WHAT TO DO:
Can you find the lines of the listing that include "ayudan" and copy every one?
+++ INFORMATION PROVIDED
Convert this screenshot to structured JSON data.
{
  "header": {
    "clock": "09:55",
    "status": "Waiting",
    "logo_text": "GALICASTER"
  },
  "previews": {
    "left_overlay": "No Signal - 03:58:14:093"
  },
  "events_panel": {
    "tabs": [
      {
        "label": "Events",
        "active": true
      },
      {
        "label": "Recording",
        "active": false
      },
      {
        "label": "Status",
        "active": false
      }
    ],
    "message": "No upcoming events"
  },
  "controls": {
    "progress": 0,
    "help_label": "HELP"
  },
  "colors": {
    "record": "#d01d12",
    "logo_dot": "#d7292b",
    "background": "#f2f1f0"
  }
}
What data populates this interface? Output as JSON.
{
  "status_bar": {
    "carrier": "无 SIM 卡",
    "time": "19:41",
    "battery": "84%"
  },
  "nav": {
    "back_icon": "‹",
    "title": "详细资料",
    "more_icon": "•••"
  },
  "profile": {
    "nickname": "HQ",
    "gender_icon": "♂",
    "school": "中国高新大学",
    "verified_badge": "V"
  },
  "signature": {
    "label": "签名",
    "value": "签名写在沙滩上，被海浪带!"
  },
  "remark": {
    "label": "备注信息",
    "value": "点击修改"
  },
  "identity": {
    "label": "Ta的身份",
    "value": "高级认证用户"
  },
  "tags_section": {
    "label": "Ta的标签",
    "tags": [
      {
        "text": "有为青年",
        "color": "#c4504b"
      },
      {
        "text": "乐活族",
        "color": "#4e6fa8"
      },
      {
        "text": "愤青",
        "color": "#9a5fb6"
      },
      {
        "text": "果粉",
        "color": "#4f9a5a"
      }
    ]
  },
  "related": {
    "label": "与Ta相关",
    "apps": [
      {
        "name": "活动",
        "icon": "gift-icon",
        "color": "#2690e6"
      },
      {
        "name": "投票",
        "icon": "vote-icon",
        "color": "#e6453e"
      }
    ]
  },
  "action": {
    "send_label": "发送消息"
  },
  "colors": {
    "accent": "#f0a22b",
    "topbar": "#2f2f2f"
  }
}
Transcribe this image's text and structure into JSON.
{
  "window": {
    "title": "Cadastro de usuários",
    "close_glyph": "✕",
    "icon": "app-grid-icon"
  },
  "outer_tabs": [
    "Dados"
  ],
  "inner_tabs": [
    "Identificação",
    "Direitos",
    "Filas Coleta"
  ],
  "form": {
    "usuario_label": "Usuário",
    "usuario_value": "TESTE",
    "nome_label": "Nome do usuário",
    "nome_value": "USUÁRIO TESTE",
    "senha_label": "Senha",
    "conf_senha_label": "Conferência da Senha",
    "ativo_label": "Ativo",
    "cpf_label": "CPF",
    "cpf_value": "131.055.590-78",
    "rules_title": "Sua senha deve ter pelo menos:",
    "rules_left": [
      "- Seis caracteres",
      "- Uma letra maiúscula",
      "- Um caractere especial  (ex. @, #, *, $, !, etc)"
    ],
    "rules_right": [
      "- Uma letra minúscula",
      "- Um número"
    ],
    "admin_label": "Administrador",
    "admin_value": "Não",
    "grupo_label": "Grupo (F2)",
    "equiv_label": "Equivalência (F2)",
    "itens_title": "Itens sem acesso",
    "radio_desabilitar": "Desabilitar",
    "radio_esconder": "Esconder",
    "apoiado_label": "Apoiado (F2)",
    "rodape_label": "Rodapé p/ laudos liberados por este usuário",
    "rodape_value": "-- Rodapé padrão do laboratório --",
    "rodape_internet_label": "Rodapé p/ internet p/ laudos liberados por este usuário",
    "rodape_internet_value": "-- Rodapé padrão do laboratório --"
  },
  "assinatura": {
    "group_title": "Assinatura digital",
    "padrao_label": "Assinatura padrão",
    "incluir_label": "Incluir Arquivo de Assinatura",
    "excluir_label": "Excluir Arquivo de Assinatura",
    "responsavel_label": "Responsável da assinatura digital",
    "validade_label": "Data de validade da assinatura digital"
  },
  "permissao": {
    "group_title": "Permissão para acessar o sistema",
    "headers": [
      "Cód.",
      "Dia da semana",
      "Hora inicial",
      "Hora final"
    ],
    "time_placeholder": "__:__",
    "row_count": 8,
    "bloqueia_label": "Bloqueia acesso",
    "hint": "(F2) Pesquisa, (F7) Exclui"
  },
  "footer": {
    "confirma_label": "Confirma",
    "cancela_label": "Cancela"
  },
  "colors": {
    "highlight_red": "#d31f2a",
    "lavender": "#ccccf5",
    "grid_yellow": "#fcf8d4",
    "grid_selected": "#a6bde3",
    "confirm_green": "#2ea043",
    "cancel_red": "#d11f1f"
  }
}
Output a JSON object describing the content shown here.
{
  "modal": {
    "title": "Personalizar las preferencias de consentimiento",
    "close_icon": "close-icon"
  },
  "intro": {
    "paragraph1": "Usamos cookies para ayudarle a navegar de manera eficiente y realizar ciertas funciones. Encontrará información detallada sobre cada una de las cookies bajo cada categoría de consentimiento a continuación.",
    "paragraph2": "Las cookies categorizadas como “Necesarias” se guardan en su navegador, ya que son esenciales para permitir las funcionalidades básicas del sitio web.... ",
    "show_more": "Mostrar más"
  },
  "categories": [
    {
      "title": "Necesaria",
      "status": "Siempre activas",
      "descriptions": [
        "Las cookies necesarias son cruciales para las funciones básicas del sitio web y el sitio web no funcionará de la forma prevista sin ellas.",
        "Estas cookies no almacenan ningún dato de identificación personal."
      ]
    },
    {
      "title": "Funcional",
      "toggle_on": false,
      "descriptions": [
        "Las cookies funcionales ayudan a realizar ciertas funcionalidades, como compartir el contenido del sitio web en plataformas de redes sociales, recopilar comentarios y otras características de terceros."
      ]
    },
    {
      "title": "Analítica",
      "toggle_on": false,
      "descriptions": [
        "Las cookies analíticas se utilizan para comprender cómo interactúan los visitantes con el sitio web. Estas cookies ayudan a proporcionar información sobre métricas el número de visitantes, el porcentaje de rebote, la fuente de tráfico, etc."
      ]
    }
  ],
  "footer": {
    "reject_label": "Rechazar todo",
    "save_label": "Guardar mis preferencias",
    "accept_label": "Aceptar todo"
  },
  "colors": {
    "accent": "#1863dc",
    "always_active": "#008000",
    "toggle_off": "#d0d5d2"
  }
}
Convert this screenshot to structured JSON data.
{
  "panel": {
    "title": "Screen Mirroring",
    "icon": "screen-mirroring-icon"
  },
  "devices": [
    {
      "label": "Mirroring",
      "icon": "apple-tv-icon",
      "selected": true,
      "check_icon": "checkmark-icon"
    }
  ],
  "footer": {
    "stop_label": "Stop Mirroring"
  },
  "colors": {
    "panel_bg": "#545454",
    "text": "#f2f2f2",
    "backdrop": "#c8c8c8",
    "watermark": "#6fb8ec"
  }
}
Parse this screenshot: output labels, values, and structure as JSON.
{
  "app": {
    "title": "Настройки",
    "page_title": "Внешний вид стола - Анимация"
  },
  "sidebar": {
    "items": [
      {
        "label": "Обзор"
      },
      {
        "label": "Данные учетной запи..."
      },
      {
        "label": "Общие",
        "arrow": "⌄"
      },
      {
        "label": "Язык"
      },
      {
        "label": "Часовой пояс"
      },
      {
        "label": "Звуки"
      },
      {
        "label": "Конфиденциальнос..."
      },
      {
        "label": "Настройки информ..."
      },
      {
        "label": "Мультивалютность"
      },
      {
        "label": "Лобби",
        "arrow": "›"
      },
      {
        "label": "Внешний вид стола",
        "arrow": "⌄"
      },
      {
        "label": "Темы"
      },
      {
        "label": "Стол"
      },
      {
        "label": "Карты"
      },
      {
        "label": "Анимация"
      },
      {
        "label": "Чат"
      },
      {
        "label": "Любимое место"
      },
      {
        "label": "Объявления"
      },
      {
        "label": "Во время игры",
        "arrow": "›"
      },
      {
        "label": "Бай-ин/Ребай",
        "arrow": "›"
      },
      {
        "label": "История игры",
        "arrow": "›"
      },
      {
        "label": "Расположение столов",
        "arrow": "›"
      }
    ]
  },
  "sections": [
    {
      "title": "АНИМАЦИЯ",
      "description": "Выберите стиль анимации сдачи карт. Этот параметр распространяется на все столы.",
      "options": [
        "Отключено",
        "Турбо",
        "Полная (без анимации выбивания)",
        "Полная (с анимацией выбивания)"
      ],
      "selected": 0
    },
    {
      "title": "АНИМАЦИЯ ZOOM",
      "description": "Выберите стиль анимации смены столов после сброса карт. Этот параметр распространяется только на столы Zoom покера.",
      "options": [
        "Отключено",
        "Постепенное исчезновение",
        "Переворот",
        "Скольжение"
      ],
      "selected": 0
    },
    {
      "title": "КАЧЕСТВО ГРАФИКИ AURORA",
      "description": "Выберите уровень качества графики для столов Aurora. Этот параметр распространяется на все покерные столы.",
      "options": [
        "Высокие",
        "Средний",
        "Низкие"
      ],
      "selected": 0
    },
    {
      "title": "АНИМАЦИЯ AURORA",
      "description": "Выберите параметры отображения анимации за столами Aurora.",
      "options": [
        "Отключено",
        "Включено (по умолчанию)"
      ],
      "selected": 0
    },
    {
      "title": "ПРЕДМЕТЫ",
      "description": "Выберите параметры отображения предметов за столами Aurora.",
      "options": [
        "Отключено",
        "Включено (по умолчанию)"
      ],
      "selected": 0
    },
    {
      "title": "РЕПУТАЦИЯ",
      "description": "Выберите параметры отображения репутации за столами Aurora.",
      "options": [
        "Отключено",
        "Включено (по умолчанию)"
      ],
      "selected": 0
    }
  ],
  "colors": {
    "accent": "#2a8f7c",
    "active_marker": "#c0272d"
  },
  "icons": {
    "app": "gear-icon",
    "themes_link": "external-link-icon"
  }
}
++++++
RESPONSE:
        "Las cookies funcionales ayudan a realizar ciertas funcionalidades, como compartir el contenido del sitio web en plataformas de redes sociales, recopilar comentarios y otras características de terceros."
        "Las cookies analíticas se utilizan para comprender cómo interactúan los visitantes con el sitio web. Estas cookies ayudan a proporcionar información sobre métricas el número de visitantes, el porcentaje de rebote, la fuente de tráfico, etc."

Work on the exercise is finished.